AIM.
Restate the records in their entirety, word for word.

DATA PROVIDED.
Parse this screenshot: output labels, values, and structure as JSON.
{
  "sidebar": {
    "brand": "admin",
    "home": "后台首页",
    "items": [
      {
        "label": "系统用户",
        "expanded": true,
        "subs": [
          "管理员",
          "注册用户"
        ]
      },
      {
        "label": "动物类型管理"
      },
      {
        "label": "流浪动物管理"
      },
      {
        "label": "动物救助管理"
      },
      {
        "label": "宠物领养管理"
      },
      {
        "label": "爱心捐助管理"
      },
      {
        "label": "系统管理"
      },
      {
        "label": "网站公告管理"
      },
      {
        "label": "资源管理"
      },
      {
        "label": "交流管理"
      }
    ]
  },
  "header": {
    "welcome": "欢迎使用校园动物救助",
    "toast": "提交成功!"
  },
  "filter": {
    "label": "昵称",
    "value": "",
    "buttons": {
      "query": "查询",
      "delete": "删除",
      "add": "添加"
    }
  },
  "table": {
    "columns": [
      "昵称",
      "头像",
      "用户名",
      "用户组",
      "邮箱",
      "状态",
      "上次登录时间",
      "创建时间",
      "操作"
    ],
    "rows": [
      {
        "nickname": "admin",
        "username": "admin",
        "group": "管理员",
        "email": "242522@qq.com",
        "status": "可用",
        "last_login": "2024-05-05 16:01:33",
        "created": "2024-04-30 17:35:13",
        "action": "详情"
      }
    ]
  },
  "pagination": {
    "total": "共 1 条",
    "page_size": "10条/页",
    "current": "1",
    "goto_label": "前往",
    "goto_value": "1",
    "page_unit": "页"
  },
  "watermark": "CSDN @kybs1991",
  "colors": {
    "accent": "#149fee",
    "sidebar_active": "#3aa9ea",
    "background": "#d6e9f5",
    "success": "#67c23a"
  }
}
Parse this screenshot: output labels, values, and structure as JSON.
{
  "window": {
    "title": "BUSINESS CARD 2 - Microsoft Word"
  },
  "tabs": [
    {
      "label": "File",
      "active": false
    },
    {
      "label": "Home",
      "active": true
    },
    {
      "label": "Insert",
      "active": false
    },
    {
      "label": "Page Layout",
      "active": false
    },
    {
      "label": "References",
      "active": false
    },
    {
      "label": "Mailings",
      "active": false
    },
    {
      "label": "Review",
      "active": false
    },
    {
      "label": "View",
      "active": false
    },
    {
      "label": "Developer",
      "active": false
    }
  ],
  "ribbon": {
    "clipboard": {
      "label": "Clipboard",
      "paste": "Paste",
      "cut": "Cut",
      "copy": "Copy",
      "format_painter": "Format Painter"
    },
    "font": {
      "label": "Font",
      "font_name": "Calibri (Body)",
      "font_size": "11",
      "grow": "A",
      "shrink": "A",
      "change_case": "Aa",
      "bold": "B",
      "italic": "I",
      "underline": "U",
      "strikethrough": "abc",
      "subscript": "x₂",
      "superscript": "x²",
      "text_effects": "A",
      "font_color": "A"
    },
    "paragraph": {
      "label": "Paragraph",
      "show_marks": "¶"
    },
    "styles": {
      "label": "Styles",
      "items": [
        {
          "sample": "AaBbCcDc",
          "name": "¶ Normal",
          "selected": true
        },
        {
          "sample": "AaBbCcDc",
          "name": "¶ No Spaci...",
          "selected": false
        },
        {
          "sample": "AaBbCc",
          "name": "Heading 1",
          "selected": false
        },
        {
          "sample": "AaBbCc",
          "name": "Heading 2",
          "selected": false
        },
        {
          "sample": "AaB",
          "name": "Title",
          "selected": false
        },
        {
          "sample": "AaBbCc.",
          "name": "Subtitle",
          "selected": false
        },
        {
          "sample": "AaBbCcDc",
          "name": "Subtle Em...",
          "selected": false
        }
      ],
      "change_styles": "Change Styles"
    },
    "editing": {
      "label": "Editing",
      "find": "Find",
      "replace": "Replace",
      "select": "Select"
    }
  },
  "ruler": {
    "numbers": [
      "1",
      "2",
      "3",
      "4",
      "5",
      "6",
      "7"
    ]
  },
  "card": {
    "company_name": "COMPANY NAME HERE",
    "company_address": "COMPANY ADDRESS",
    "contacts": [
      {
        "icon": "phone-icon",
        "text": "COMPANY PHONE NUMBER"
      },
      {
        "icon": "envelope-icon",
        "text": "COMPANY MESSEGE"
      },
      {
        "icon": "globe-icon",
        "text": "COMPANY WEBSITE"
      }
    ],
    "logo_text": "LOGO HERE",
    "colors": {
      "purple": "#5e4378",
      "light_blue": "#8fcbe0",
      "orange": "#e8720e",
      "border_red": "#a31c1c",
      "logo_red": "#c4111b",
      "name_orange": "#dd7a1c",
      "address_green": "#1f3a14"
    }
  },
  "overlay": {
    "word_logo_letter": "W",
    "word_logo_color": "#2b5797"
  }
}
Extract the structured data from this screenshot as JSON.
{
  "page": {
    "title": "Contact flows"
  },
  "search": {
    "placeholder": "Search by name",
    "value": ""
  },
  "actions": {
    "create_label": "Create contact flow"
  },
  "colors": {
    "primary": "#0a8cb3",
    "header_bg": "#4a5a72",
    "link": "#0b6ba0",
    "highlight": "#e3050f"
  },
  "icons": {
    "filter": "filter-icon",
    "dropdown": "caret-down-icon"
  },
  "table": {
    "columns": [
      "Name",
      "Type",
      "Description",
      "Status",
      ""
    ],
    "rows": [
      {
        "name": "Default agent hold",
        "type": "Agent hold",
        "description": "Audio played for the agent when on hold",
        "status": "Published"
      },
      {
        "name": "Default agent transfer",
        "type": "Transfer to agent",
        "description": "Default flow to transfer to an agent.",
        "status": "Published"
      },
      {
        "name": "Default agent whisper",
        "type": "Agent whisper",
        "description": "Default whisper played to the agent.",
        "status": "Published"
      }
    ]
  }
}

SOLUTION FOR THIS EXERCISE.
Parse this screenshot: output labels, values, and structure as JSON.
{
  "sidebar": {
    "brand": "admin",
    "home": "后台首页",
    "items": [
      {
        "label": "系统用户",
        "expanded": true,
        "subs": [
          "管理员",
          "注册用户"
        ]
      },
      {
        "label": "动物类型管理"
      },
      {
        "label": "流浪动物管理"
      },
      {
        "label": "动物救助管理"
      },
      {
        "label": "宠物领养管理"
      },
      {
        "label": "爱心捐助管理"
      },
      {
        "label": "系统管理"
      },
      {
        "label": "网站公告管理"
      },
      {
        "label": "资源管理"
      },
      {
        "label": "交流管理"
      }
    ]
  },
  "header": {
    "welcome": "欢迎使用校园动物救助",
    "toast": "提交成功!"
  },
  "filter": {
    "label": "昵称",
    "value": "",
    "buttons": {
      "query": "查询",
      "delete": "删除",
      "add": "添加"
    }
  },
  "table": {
    "columns": [
      "昵称",
      "头像",
      "用户名",
      "用户组",
      "邮箱",
      "状态",
      "上次登录时间",
      "创建时间",
      "操作"
    ],
    "rows": [
      {
        "nickname": "admin",
        "username": "admin",
        "group": "管理员",
        "email": "242522@qq.com",
        "status": "可用",
        "last_login": "2024-05-05 16:01:33",
        "created": "2024-04-30 17:35:13",
        "action": "详情"
      }
    ]
  },
  "pagination": {
    "total": "共 1 条",
    "page_size": "10条/页",
    "current": "1",
    "goto_label": "前往",
    "goto_value": "1",
    "page_unit": "页"
  },
  "watermark": "CSDN @kybs1991",
  "colors": {
    "accent": "#149fee",
    "sidebar_active": "#3aa9ea",
    "background": "#d6e9f5",
    "success": "#67c23a"
  }
}
Parse this screenshot: output labels, values, and structure as JSON.
{
  "window": {
    "title": "BUSINESS CARD 2 - Microsoft Word"
  },
  "tabs": [
    {
      "label": "File",
      "active": false
    },
    {
      "label": "Home",
      "active": true
    },
    {
      "label": "Insert",
      "active": false
    },
    {
      "label": "Page Layout",
      "active": false
    },
    {
      "label": "References",
      "active": false
    },
    {
      "label": "Mailings",
      "active": false
    },
    {
      "label": "Review",
      "active": false
    },
    {
      "label": "View",
      "active": false
    },
    {
      "label": "Developer",
      "active": false
    }
  ],
  "ribbon": {
    "clipboard": {
      "label": "Clipboard",
      "paste": "Paste",
      "cut": "Cut",
      "copy": "Copy",
      "format_painter": "Format Painter"
    },
    "font": {
      "label": "Font",
      "font_name": "Calibri (Body)",
      "font_size": "11",
      "grow": "A",
      "shrink": "A",
      "change_case": "Aa",
      "bold": "B",
      "italic": "I",
      "underline": "U",
      "strikethrough": "abc",
      "subscript": "x₂",
      "superscript": "x²",
      "text_effects": "A",
      "font_color": "A"
    },
    "paragraph": {
      "label": "Paragraph",
      "show_marks": "¶"
    },
    "styles": {
      "label": "Styles",
      "items": [
        {
          "sample": "AaBbCcDc",
          "name": "¶ Normal",
          "selected": true
        },
        {
          "sample": "AaBbCcDc",
          "name": "¶ No Spaci...",
          "selected": false
        },
        {
          "sample": "AaBbCc",
          "name": "Heading 1",
          "selected": false
        },
        {
          "sample": "AaBbCc",
          "name": "Heading 2",
          "selected": false
        },
        {
          "sample": "AaB",
          "name": "Title",
          "selected": false
        },
        {
          "sample": "AaBbCc.",
          "name": "Subtitle",
          "selected": false
        },
        {
          "sample": "AaBbCcDc",
          "name": "Subtle Em...",
          "selected": false
        }
      ],
      "change_styles": "Change Styles"
    },
    "editing": {
      "label": "Editing",
      "find": "Find",
      "replace": "Replace",
      "select": "Select"
    }
  },
  "ruler": {
    "numbers": [
      "1",
      "2",
      "3",
      "4",
      "5",
      "6",
      "7"
    ]
  },
  "card": {
    "company_name": "COMPANY NAME HERE",
    "company_address": "COMPANY ADDRESS",
    "contacts": [
      {
        "icon": "phone-icon",
        "text": "COMPANY PHONE NUMBER"
      },
      {
        "icon": "envelope-icon",
        "text": "COMPANY MESSEGE"
      },
      {
        "icon": "globe-icon",
        "text": "COMPANY WEBSITE"
      }
    ],
    "logo_text": "LOGO HERE",
    "colors": {
      "purple": "#5e4378",
      "light_blue": "#8fcbe0",
      "orange": "#e8720e",
      "border_red": "#a31c1c",
      "logo_red": "#c4111b",
      "name_orange": "#dd7a1c",
      "address_green": "#1f3a14"
    }
  },
  "overlay": {
    "word_logo_letter": "W",
    "word_logo_color": "#2b5797"
  }
}
Extract the structured data from this screenshot as JSON.
{
  "page": {
    "title": "Contact flows"
  },
  "search": {
    "placeholder": "Search by name",
    "value": ""
  },
  "actions": {
    "create_label": "Create contact flow"
  },
  "colors": {
    "primary": "#0a8cb3",
    "header_bg": "#4a5a72",
    "link": "#0b6ba0",
    "highlight": "#e3050f"
  },
  "icons": {
    "filter": "filter-icon",
    "dropdown": "caret-down-icon"
  },
  "table": {
    "columns": [
      "Name",
      "Type",
      "Description",
      "Status",
      ""
    ],
    "rows": [
      {
        "name": "Default agent hold",
        "type": "Agent hold",
        "description": "Audio played for the agent when on hold",
        "status": "Published"
      },
      {
        "name": "Default agent transfer",
        "type": "Transfer to agent",
        "description": "Default flow to transfer to an agent.",
        "status": "Published"
      },
      {
        "name": "Default agent whisper",
        "type": "Agent whisper",
        "description": "Default whisper played to the agent.",
        "status": "Published"
      }
    ]
  }
}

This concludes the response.